### Data section
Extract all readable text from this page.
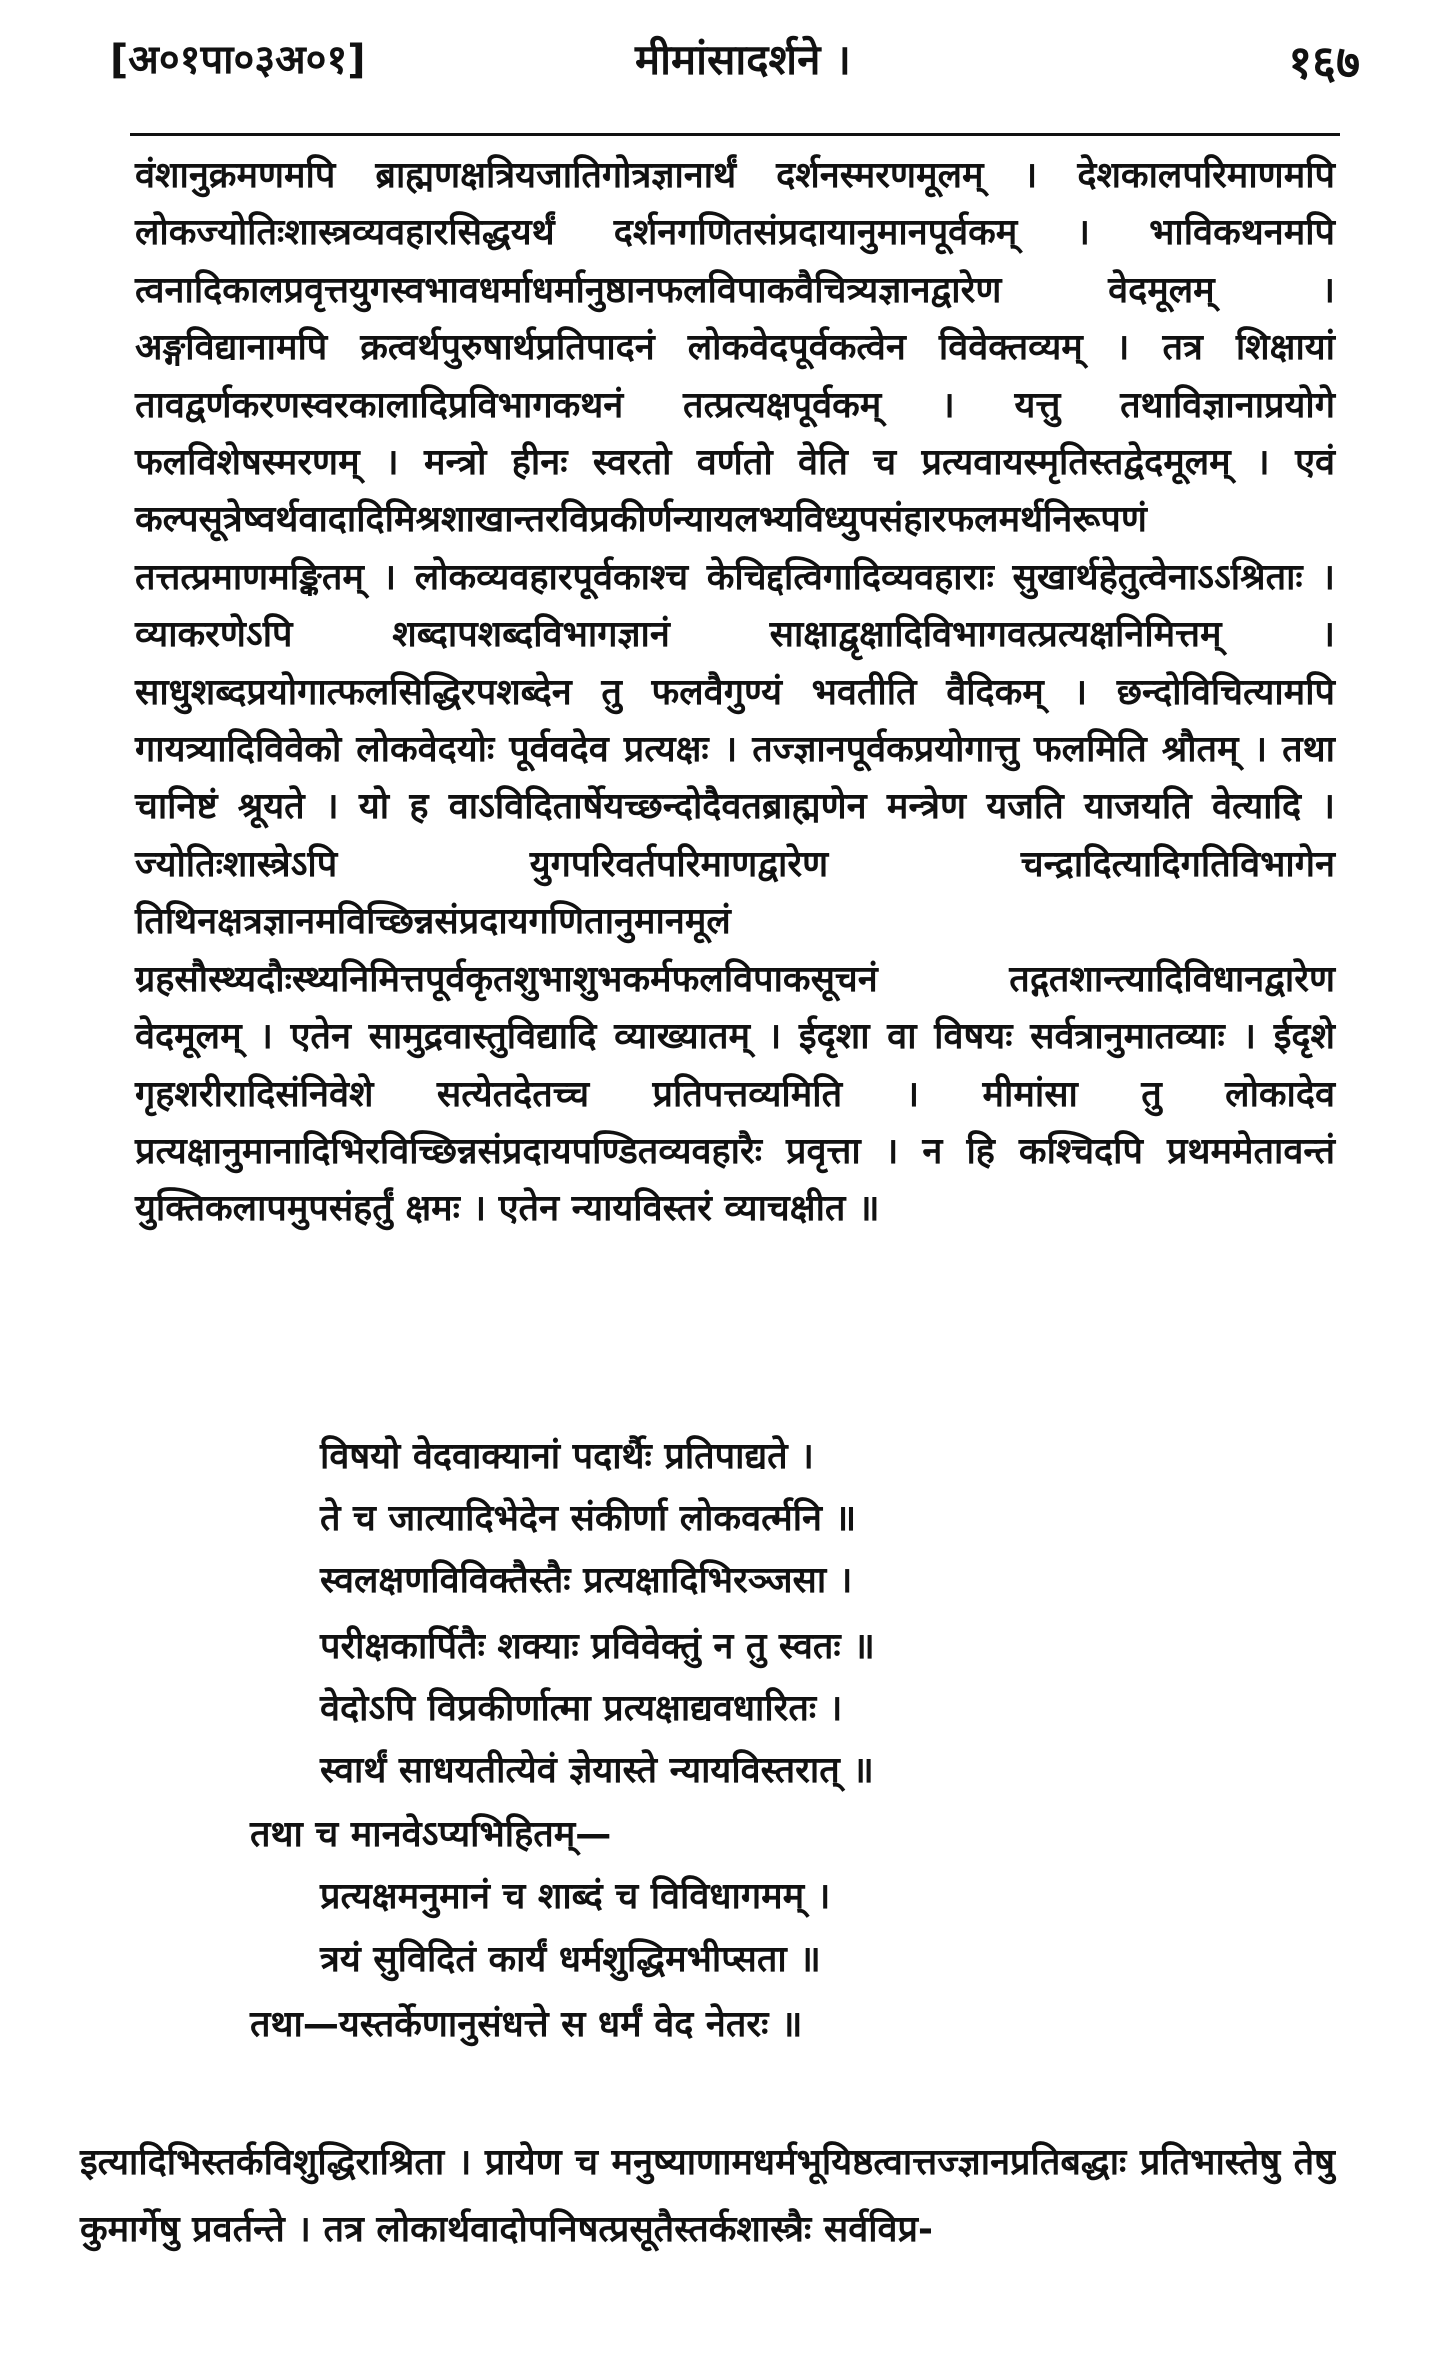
[अ०१पा०३अ०१]	मीमांसादर्शने ।	१६७
वंशानुक्रमणमपि ब्राह्मणक्षत्रियजातिगोत्रज्ञानार्थं दर्शनस्मरणमूलम् । देशकालपरिमाणमपि लोकज्योतिःशास्त्रव्यवहारसिद्धयर्थं दर्शनगणितसंप्रदायानुमानपूर्वकम् । भाविकथनमपि त्वनादिकालप्रवृत्तयुगस्वभावधर्माधर्मानुष्ठानफलविपाकवैचित्र्यज्ञानद्वारेण वेदमूलम् । अङ्गविद्यानामपि क्रत्वर्थपुरुषार्थप्रतिपादनं लोकवेदपूर्वकत्वेन विवेक्तव्यम् । तत्र शिक्षायां तावद्वर्णकरणस्वरकालादिप्रविभागकथनं तत्प्रत्यक्षपूर्वकम् । यत्तु तथाविज्ञानाप्रयोगे फलविशेषस्मरणम् । मन्त्रो हीनः स्वरतो वर्णतो वेति च प्रत्यवायस्मृतिस्तद्वेदमूलम् । एवं कल्पसूत्रेष्वर्थवादादिमिश्रशाखान्तरविप्रकीर्णन्यायलभ्यविध्युपसंहारफलमर्थनिरूपणं तत्तत्प्रमाणमङ्कितम् । लोकव्यवहारपूर्वकाश्च केचिद्दत्विगादिव्यवहाराः सुखार्थहेतुत्वेनाऽऽश्रिताः । व्याकरणेऽपि शब्दापशब्दविभागज्ञानं साक्षाद्वृक्षादिविभागवत्प्रत्यक्षनिमित्तम् । साधुशब्दप्रयोगात्फलसिद्धिरपशब्देन तु फलवैगुण्यं भवतीति वैदिकम् । छन्दोविचित्यामपि गायत्र्यादिविवेको लोकवेदयोः पूर्ववदेव प्रत्यक्षः । तज्ज्ञानपूर्वकप्रयोगात्तु फलमिति श्रौतम् । तथा चानिष्टं श्रूयते । यो ह वाऽविदितार्षेयच्छन्दोदैवतब्राह्मणेन मन्त्रेण यजति याजयति वेत्यादि । ज्योतिःशास्त्रेऽपि युगपरिवर्तपरिमाणद्वारेण चन्द्रादित्यादिगतिविभागेन तिथिनक्षत्रज्ञानमविच्छिन्नसंप्रदायगणितानुमानमूलं ग्रहसौस्थ्यदौःस्थ्यनिमित्तपूर्वकृतशुभाशुभकर्मफलविपाकसूचनं तद्गतशान्त्यादिविधानद्वारेण वेदमूलम् । एतेन सामुद्रवास्तुविद्यादि व्याख्यातम् । ईदृशा वा विषयः सर्वत्रानुमातव्याः । ईदृशे गृहशरीरादिसंनिवेशे सत्येतदेतच्च प्रतिपत्तव्यमिति । मीमांसा तु लोकादेव प्रत्यक्षानुमानादिभिरविच्छिन्नसंप्रदायपण्डितव्यवहारैः प्रवृत्ता । न हि कश्चिदपि प्रथममेतावन्तं युक्तिकलापमुपसंहर्तुं क्षमः । एतेन न्यायविस्तरं व्याचक्षीत ॥
विषयो वेदवाक्यानां पदार्थैः प्रतिपाद्यते ।
ते च जात्यादिभेदेन संकीर्णा लोकवर्त्मनि ॥
स्वलक्षणविविक्तैस्तैः प्रत्यक्षादिभिरञ्जसा ।
परीक्षकार्पितैः शक्याः प्रविवेक्तुं न तु स्वतः ॥
वेदोऽपि विप्रकीर्णात्मा प्रत्यक्षाद्यवधारितः ।
स्वार्थं साधयतीत्येवं ज्ञेयास्ते न्यायविस्तरात् ॥
तथा च मानवेऽप्यभिहितम्—
प्रत्यक्षमनुमानं च शाब्दं च विविधागमम् ।
त्रयं सुविदितं कार्यं धर्मशुद्धिमभीप्सता ॥
तथा—यस्तर्केणानुसंधत्ते स धर्मं वेद नेतरः ॥
इत्यादिभिस्तर्कविशुद्धिराश्रिता । प्रायेण च मनुष्याणामधर्मभूयिष्ठत्वात्तज्ज्ञानप्रतिबद्धाः प्रतिभास्तेषु तेषु कुमार्गेषु प्रवर्तन्ते । तत्र लोकार्थवादोपनिषत्प्रसूतैस्तर्कशास्त्रैः सर्वविप्र-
######
= Task description =
Repeat the entries exactly. Pictures are excluded from the copy.

= Response for this exercise =
Extract all readable text from this page.
[अ०१पा०३अ०१]	मीमांसादर्शने ।	१६७
वंशानुक्रमणमपि ब्राह्मणक्षत्रियजातिगोत्रज्ञानार्थं दर्शनस्मरणमूलम् । देशकालपरिमाणमपि लोकज्योतिःशास्त्रव्यवहारसिद्धयर्थं दर्शनगणितसंप्रदायानुमानपूर्वकम् । भाविकथनमपि त्वनादिकालप्रवृत्तयुगस्वभावधर्माधर्मानुष्ठानफलविपाकवैचित्र्यज्ञानद्वारेण वेदमूलम् । अङ्गविद्यानामपि क्रत्वर्थपुरुषार्थप्रतिपादनं लोकवेदपूर्वकत्वेन विवेक्तव्यम् । तत्र शिक्षायां तावद्वर्णकरणस्वरकालादिप्रविभागकथनं तत्प्रत्यक्षपूर्वकम् । यत्तु तथाविज्ञानाप्रयोगे फलविशेषस्मरणम् । मन्त्रो हीनः स्वरतो वर्णतो वेति च प्रत्यवायस्मृतिस्तद्वेदमूलम् । एवं कल्पसूत्रेष्वर्थवादादिमिश्रशाखान्तरविप्रकीर्णन्यायलभ्यविध्युपसंहारफलमर्थनिरूपणं तत्तत्प्रमाणमङ्कितम् । लोकव्यवहारपूर्वकाश्च केचिद्दत्विगादिव्यवहाराः सुखार्थहेतुत्वेनाऽऽश्रिताः । व्याकरणेऽपि शब्दापशब्दविभागज्ञानं साक्षाद्वृक्षादिविभागवत्प्रत्यक्षनिमित्तम् । साधुशब्दप्रयोगात्फलसिद्धिरपशब्देन तु फलवैगुण्यं भवतीति वैदिकम् । छन्दोविचित्यामपि गायत्र्यादिविवेको लोकवेदयोः पूर्ववदेव प्रत्यक्षः । तज्ज्ञानपूर्वकप्रयोगात्तु फलमिति श्रौतम् । तथा चानिष्टं श्रूयते । यो ह वाऽविदितार्षेयच्छन्दोदैवतब्राह्मणेन मन्त्रेण यजति याजयति वेत्यादि । ज्योतिःशास्त्रेऽपि युगपरिवर्तपरिमाणद्वारेण चन्द्रादित्यादिगतिविभागेन तिथिनक्षत्रज्ञानमविच्छिन्नसंप्रदायगणितानुमानमूलं ग्रहसौस्थ्यदौःस्थ्यनिमित्तपूर्वकृतशुभाशुभकर्मफलविपाकसूचनं तद्गतशान्त्यादिविधानद्वारेण वेदमूलम् । एतेन सामुद्रवास्तुविद्यादि व्याख्यातम् । ईदृशा वा विषयः सर्वत्रानुमातव्याः । ईदृशे गृहशरीरादिसंनिवेशे सत्येतदेतच्च प्रतिपत्तव्यमिति । मीमांसा तु लोकादेव प्रत्यक्षानुमानादिभिरविच्छिन्नसंप्रदायपण्डितव्यवहारैः प्रवृत्ता । न हि कश्चिदपि प्रथममेतावन्तं युक्तिकलापमुपसंहर्तुं क्षमः । एतेन न्यायविस्तरं व्याचक्षीत ॥
विषयो वेदवाक्यानां पदार्थैः प्रतिपाद्यते ।
ते च जात्यादिभेदेन संकीर्णा लोकवर्त्मनि ॥
स्वलक्षणविविक्तैस्तैः प्रत्यक्षादिभिरञ्जसा ।
परीक्षकार्पितैः शक्याः प्रविवेक्तुं न तु स्वतः ॥
वेदोऽपि विप्रकीर्णात्मा प्रत्यक्षाद्यवधारितः ।
स्वार्थं साधयतीत्येवं ज्ञेयास्ते न्यायविस्तरात् ॥
तथा च मानवेऽप्यभिहितम्—
प्रत्यक्षमनुमानं च शाब्दं च विविधागमम् ।
त्रयं सुविदितं कार्यं धर्मशुद्धिमभीप्सता ॥
तथा—यस्तर्केणानुसंधत्ते स धर्मं वेद नेतरः ॥
इत्यादिभिस्तर्कविशुद्धिराश्रिता । प्रायेण च मनुष्याणामधर्मभूयिष्ठत्वात्तज्ज्ञानप्रतिबद्धाः प्रतिभास्तेषु तेषु कुमार्गेषु प्रवर्तन्ते । तत्र लोकार्थवादोपनिषत्प्रसूतैस्तर्कशास्त्रैः सर्वविप्र-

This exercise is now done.